GOAL = Every line below that contains "közeli" is to be copied.
______________________________
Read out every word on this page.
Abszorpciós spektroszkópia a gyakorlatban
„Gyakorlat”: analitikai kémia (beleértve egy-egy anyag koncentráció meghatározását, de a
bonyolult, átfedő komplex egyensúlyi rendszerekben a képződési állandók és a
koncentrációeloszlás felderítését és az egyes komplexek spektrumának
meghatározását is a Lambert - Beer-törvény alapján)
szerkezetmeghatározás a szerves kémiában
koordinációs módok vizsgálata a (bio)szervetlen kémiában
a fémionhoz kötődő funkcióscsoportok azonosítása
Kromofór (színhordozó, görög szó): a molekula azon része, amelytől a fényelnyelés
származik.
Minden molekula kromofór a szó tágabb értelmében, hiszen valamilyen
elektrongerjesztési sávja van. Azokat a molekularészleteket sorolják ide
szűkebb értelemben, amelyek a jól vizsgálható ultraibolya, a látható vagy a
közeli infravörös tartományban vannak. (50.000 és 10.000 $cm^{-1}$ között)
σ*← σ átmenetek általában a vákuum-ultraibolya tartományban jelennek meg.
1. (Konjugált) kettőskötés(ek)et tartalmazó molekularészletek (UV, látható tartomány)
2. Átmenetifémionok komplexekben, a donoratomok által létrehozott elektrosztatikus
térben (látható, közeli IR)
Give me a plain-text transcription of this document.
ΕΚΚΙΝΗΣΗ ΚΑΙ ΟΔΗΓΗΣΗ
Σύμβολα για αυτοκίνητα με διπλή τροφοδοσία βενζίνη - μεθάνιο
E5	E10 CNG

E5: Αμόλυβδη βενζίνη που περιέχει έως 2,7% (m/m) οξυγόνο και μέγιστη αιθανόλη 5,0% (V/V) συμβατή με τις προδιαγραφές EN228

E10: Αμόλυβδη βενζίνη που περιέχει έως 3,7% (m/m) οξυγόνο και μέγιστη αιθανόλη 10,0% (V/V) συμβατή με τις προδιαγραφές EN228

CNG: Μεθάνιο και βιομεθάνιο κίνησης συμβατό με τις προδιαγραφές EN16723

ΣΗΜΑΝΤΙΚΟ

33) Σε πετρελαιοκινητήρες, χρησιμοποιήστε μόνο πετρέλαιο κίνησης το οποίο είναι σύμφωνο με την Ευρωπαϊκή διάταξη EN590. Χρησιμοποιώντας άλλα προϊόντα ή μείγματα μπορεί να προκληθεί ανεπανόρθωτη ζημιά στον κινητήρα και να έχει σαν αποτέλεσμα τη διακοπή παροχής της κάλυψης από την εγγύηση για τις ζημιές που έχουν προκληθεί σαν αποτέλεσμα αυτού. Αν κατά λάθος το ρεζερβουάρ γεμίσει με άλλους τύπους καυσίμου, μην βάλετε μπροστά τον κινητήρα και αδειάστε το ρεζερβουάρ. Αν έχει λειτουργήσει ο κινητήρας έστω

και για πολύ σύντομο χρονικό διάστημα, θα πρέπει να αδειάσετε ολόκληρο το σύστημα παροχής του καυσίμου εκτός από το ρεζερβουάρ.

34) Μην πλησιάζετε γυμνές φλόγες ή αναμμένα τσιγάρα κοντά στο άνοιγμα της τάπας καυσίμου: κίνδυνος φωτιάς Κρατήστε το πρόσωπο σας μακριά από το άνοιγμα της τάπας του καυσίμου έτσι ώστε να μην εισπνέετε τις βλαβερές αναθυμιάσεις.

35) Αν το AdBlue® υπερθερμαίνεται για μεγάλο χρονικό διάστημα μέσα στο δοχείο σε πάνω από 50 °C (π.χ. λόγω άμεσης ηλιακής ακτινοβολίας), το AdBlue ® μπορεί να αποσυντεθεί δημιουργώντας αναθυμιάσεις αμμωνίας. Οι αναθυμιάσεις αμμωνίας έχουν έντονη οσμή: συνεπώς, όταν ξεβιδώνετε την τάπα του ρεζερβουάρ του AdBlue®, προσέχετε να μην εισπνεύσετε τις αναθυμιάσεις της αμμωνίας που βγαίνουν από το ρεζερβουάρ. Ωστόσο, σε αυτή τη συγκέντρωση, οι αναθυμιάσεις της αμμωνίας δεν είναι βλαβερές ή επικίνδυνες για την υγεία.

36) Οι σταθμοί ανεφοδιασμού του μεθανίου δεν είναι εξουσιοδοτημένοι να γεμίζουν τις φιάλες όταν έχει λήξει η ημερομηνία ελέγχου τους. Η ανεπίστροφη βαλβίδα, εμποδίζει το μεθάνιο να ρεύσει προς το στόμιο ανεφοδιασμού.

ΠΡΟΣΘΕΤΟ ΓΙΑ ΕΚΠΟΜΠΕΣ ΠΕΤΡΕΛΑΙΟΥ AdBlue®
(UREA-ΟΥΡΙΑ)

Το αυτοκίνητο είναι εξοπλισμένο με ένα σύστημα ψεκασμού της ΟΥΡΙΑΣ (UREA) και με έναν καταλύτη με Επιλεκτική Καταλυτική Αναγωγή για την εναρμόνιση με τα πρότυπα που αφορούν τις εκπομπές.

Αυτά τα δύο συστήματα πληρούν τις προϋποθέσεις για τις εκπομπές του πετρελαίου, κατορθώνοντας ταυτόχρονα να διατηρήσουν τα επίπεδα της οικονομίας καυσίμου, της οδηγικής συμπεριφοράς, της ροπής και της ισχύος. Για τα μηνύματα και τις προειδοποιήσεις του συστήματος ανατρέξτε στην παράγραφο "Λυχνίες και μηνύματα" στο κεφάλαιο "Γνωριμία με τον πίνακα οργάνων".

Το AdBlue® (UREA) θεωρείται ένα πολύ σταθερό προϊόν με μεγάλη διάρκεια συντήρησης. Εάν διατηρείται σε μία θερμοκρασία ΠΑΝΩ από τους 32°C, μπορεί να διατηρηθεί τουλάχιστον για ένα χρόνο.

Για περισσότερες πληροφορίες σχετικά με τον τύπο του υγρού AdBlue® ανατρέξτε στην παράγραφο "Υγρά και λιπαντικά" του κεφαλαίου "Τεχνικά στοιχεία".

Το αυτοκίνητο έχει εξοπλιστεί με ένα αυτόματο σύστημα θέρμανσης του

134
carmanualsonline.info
______________________________
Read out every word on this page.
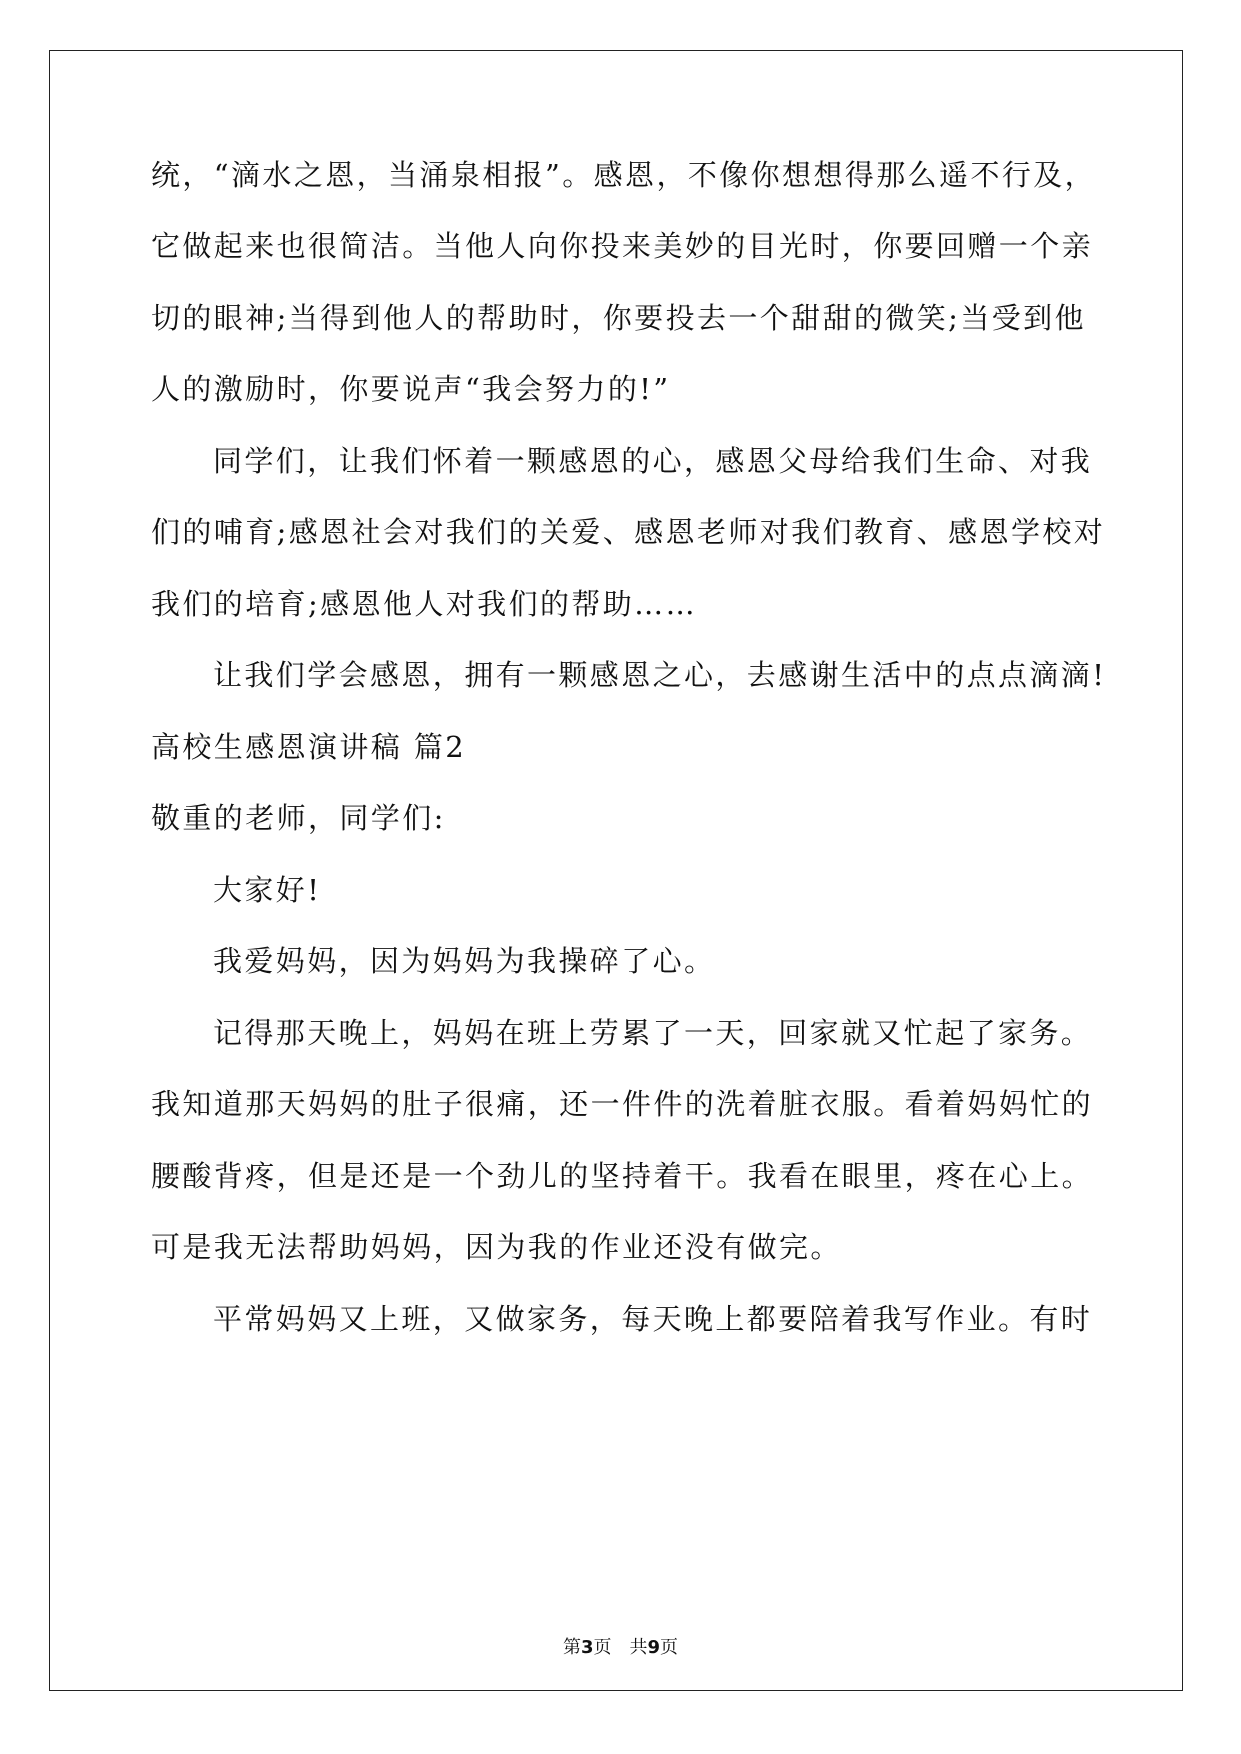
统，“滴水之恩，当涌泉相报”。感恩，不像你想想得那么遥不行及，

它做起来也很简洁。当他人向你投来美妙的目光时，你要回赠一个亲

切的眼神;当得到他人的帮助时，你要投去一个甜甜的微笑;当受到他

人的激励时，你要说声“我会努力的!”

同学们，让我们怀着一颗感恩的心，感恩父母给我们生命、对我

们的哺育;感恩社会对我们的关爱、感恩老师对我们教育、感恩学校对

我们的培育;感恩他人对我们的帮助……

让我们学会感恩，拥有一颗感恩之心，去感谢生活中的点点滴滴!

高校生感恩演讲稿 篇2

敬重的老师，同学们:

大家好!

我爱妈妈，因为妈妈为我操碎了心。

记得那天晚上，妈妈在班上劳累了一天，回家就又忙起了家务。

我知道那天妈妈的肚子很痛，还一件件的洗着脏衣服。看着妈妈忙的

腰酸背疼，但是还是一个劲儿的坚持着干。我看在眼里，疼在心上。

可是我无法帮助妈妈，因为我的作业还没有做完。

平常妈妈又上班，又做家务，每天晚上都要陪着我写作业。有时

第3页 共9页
______________________________
WRITTEN RESPONSE =
közeli infravörös tartományban vannak. (50.000 és 10.000 $cm^{-1}$ között)
térben (látható, közeli IR)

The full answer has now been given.